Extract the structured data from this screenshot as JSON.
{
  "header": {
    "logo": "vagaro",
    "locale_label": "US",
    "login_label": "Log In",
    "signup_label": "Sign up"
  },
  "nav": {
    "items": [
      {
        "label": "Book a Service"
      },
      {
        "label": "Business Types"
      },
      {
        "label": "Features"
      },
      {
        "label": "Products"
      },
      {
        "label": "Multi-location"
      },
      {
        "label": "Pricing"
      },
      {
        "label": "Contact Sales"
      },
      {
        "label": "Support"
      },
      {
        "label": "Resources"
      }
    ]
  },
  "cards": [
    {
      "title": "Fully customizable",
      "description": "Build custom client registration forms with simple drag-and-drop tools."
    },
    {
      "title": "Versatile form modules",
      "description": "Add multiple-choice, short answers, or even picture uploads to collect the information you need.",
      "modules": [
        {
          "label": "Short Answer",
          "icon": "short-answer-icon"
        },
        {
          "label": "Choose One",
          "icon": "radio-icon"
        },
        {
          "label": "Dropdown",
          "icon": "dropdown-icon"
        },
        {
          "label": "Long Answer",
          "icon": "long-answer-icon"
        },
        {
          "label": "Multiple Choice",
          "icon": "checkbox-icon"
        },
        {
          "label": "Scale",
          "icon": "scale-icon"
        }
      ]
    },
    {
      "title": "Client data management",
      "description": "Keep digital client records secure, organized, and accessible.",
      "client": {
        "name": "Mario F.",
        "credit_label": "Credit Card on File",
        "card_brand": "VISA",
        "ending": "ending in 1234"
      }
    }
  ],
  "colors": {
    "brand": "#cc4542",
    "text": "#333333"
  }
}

########

[OBJECTIVE]
Sift the material for lines with the string "title". Copy each one found.

[RESULT FOR THIS EXERCISE]
      "title": "Fully customizable",
      "title": "Versatile form modules",
      "title": "Client data management",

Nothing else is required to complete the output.